Required task:
Repeat the listing word for word from the line with "Extract all elements" to the line with "214, 114, 228]", both lines included, and nothing else.

Record extracts:

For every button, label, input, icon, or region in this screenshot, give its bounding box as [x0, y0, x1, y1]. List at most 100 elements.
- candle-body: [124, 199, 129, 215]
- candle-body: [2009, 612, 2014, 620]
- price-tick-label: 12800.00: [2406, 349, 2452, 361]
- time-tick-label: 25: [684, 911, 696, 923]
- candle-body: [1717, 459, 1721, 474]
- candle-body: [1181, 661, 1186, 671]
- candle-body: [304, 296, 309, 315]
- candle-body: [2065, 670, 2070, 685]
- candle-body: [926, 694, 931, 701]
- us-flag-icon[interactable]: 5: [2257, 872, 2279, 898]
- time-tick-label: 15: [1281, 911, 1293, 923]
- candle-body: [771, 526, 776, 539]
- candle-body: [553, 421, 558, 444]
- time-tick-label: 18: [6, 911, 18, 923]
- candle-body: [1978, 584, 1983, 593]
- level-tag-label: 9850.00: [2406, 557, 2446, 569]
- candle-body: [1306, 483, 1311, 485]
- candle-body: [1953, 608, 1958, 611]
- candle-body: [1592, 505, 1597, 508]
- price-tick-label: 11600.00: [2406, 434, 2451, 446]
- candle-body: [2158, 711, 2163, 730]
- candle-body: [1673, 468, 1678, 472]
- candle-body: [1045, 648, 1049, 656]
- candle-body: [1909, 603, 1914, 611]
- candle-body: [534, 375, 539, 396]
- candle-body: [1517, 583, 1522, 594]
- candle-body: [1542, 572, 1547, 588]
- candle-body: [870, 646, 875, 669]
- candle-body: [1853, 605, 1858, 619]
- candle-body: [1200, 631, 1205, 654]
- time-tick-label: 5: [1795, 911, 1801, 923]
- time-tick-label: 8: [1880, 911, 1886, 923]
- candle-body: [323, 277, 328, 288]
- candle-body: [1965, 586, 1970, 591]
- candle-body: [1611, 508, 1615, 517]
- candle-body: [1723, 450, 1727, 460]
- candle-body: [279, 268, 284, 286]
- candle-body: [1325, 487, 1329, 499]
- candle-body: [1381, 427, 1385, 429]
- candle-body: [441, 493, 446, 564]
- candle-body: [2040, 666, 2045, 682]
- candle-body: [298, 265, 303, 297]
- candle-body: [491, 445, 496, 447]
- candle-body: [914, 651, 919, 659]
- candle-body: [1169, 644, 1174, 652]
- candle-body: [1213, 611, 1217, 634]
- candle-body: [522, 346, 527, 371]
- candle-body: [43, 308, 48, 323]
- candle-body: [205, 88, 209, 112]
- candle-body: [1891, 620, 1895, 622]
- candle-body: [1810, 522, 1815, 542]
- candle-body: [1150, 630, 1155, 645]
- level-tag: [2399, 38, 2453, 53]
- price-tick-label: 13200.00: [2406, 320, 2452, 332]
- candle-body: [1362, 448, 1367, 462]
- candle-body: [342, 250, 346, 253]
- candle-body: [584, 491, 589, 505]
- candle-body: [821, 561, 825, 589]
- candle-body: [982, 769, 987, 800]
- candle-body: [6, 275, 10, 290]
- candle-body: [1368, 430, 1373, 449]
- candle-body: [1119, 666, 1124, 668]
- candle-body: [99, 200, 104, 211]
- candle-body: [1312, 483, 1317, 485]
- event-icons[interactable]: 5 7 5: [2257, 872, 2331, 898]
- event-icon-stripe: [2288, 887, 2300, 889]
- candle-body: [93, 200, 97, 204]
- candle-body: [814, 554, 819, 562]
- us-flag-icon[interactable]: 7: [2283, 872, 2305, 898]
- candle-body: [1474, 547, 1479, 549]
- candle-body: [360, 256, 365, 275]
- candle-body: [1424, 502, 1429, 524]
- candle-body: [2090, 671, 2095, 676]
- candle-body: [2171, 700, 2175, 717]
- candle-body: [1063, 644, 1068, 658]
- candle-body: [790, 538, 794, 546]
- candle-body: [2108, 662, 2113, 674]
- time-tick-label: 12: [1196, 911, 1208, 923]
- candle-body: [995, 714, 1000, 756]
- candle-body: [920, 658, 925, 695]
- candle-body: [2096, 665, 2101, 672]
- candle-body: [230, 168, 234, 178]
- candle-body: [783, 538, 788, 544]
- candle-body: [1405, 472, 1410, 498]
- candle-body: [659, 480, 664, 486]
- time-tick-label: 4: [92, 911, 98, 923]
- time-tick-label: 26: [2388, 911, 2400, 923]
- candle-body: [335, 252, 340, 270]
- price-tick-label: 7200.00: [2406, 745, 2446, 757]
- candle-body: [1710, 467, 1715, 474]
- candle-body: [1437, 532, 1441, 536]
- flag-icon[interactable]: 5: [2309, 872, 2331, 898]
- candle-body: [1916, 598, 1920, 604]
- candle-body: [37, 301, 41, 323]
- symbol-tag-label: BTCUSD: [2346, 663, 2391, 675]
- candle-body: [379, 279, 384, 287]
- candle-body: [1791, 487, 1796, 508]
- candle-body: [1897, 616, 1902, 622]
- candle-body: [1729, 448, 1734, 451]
...
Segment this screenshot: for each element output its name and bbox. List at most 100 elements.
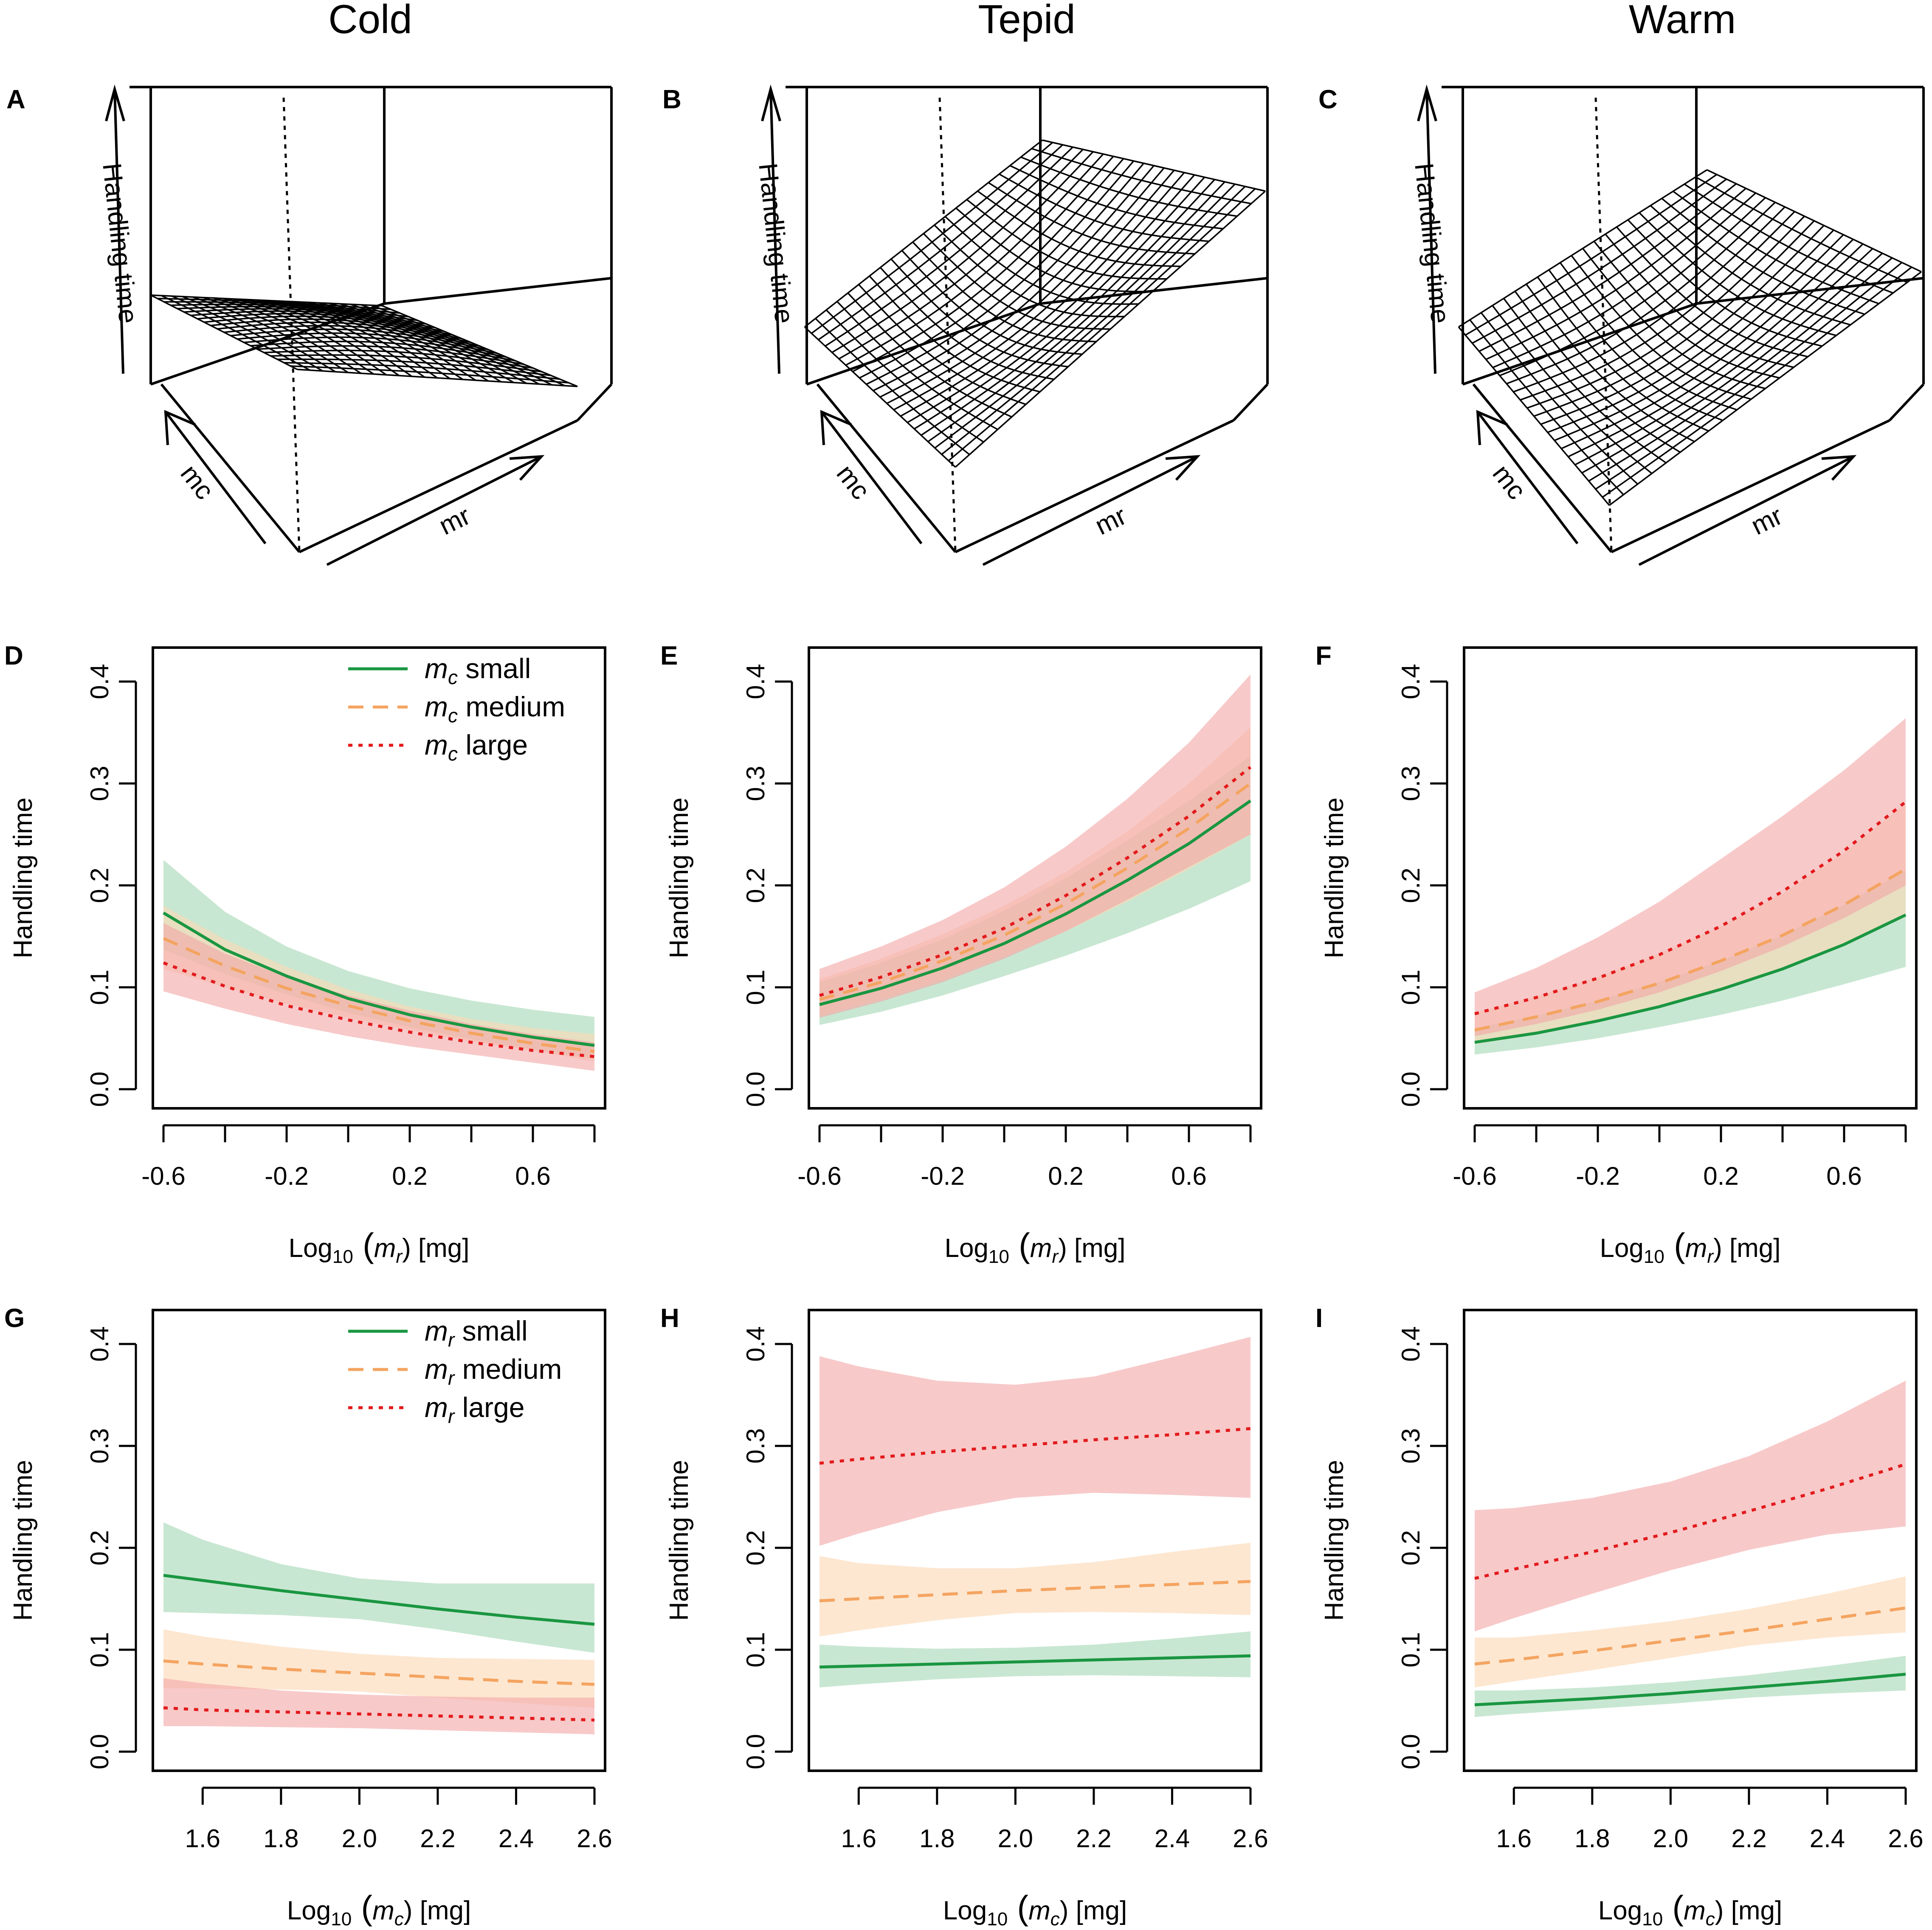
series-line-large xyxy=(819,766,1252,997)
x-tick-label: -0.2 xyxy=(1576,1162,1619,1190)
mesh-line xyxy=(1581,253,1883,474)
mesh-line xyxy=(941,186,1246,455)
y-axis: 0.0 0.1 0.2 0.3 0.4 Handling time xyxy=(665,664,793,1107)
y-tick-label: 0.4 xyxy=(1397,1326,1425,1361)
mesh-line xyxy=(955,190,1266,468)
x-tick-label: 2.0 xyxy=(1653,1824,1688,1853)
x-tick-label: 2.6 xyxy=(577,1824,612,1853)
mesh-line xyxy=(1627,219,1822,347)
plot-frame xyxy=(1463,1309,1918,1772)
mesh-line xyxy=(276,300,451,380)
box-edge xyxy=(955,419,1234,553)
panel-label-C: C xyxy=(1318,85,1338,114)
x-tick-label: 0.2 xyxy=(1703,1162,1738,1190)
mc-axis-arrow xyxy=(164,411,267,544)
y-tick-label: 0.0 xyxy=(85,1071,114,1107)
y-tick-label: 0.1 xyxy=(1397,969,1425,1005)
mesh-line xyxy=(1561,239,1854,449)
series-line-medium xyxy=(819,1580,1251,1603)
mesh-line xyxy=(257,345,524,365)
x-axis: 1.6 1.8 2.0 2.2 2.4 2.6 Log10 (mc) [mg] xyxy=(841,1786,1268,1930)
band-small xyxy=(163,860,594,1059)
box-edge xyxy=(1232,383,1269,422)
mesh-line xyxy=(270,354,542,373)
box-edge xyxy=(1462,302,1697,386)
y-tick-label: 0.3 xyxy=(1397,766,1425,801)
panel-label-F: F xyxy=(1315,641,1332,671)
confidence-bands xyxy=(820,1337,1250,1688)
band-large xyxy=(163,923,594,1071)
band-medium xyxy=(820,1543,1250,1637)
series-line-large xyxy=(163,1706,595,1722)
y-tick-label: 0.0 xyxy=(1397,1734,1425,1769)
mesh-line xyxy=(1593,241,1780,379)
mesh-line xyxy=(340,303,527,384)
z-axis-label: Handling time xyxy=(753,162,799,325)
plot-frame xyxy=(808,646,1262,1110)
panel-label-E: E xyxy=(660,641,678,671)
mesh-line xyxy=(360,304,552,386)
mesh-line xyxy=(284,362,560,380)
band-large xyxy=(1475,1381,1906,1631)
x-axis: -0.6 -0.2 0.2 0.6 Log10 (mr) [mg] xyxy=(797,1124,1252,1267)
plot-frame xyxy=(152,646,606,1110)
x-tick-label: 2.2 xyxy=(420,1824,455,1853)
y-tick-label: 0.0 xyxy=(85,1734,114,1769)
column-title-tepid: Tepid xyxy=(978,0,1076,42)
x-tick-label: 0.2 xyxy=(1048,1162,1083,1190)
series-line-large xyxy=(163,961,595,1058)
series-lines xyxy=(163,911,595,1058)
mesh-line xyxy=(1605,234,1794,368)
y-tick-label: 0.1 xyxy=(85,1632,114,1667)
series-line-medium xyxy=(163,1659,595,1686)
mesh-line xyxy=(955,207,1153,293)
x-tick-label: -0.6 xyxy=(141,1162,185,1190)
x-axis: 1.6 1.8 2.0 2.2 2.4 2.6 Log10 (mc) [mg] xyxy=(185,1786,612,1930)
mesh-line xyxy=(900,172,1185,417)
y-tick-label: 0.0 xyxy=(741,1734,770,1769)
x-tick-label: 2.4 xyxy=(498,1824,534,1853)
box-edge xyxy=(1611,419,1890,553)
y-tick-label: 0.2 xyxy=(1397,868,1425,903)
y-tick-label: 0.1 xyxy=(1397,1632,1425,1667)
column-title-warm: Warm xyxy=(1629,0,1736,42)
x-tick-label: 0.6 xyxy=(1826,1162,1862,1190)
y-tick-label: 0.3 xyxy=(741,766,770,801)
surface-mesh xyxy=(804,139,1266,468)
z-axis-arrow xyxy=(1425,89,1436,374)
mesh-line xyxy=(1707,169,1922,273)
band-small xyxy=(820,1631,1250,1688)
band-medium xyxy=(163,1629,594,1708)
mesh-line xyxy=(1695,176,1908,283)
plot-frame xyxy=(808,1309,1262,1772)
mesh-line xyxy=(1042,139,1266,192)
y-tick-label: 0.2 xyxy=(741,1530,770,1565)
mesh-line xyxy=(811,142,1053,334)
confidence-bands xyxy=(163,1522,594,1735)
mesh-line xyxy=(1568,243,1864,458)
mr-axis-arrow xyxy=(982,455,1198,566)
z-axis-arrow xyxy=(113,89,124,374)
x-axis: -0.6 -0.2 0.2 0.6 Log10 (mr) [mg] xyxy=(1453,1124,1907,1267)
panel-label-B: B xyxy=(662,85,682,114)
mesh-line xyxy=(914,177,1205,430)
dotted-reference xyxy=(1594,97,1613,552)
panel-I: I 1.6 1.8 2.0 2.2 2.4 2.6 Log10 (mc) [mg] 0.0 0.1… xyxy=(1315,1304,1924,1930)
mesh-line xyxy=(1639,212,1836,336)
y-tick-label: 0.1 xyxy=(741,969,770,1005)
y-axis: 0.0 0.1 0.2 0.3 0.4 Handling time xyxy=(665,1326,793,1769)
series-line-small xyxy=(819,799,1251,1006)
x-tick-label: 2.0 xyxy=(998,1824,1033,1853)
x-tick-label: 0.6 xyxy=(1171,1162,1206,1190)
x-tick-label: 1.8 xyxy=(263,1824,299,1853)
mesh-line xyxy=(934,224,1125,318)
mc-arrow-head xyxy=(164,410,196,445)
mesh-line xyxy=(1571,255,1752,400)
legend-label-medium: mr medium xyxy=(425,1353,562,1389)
---
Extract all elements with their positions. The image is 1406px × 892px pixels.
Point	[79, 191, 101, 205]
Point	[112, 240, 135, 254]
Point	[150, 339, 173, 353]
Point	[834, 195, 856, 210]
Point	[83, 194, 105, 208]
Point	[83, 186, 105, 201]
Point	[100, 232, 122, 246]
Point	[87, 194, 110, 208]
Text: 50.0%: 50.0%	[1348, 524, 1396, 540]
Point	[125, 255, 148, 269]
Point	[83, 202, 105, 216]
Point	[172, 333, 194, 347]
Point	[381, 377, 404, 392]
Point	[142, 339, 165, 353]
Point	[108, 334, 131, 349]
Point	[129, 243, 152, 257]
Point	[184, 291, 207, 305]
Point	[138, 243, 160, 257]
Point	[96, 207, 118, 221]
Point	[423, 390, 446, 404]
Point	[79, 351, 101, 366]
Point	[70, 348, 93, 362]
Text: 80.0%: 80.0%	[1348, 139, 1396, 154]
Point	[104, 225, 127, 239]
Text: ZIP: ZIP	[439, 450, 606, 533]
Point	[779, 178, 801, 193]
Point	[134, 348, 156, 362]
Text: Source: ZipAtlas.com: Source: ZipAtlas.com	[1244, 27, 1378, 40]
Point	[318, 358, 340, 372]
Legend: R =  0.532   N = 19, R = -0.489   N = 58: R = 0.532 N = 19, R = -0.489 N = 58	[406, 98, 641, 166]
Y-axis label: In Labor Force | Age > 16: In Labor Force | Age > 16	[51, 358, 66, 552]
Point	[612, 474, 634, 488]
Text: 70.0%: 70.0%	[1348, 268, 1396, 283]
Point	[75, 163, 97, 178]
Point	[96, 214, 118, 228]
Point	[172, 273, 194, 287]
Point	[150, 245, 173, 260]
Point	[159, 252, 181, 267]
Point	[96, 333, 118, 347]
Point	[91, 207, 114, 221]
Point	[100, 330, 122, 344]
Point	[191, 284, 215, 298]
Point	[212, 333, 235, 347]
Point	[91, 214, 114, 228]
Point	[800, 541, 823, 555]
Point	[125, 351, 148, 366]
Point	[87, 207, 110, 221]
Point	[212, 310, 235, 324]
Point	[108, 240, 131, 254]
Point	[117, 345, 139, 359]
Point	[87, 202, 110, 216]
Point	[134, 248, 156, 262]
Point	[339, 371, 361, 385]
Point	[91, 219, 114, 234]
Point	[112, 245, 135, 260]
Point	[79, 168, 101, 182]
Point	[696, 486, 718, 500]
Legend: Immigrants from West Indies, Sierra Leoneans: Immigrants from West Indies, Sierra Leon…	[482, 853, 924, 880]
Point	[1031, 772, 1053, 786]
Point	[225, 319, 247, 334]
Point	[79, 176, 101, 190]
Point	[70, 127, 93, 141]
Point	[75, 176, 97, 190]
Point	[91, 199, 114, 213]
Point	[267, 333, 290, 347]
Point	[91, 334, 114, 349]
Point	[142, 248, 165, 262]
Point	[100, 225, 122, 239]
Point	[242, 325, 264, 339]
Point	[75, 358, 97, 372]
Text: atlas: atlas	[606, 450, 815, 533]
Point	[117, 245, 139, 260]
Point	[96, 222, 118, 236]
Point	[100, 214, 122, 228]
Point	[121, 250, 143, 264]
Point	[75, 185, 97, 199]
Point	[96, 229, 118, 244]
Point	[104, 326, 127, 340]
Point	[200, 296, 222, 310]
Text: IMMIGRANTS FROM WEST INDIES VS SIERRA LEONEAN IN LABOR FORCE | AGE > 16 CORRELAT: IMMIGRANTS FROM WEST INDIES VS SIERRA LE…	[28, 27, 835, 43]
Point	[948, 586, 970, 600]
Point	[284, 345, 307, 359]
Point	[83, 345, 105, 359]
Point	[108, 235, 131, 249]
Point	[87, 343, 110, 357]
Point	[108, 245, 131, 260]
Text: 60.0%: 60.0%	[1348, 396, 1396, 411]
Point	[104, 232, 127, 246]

Problem solution:
Extract all elements with their positions. The image is 1406px × 892px pixels.
Point	[79, 191, 101, 205]
Point	[112, 240, 135, 254]
Point	[150, 339, 173, 353]
Point	[834, 195, 856, 210]
Point	[83, 194, 105, 208]
Point	[83, 186, 105, 201]
Point	[100, 232, 122, 246]
Point	[87, 194, 110, 208]
Text: 50.0%: 50.0%	[1348, 524, 1396, 540]
Point	[125, 255, 148, 269]
Point	[83, 202, 105, 216]
Point	[172, 333, 194, 347]
Point	[381, 377, 404, 392]
Point	[142, 339, 165, 353]
Point	[108, 334, 131, 349]
Point	[129, 243, 152, 257]
Point	[184, 291, 207, 305]
Point	[138, 243, 160, 257]
Point	[96, 207, 118, 221]
Point	[423, 390, 446, 404]
Point	[79, 351, 101, 366]
Point	[70, 348, 93, 362]
Text: 80.0%: 80.0%	[1348, 139, 1396, 154]
Point	[104, 225, 127, 239]
Text: ZIP: ZIP	[439, 450, 606, 533]
Point	[779, 178, 801, 193]
Point	[134, 348, 156, 362]
Text: Source: ZipAtlas.com: Source: ZipAtlas.com	[1244, 27, 1378, 40]
Point	[318, 358, 340, 372]
Legend: R =  0.532   N = 19, R = -0.489   N = 58: R = 0.532 N = 19, R = -0.489 N = 58	[406, 98, 641, 166]
Y-axis label: In Labor Force | Age > 16: In Labor Force | Age > 16	[51, 358, 66, 552]
Point	[612, 474, 634, 488]
Text: 70.0%: 70.0%	[1348, 268, 1396, 283]
Point	[75, 163, 97, 178]
Point	[96, 214, 118, 228]
Point	[172, 273, 194, 287]
Point	[150, 245, 173, 260]
Point	[159, 252, 181, 267]
Point	[96, 333, 118, 347]
Point	[91, 207, 114, 221]
Point	[100, 330, 122, 344]
Point	[191, 284, 215, 298]
Point	[212, 333, 235, 347]
Point	[91, 214, 114, 228]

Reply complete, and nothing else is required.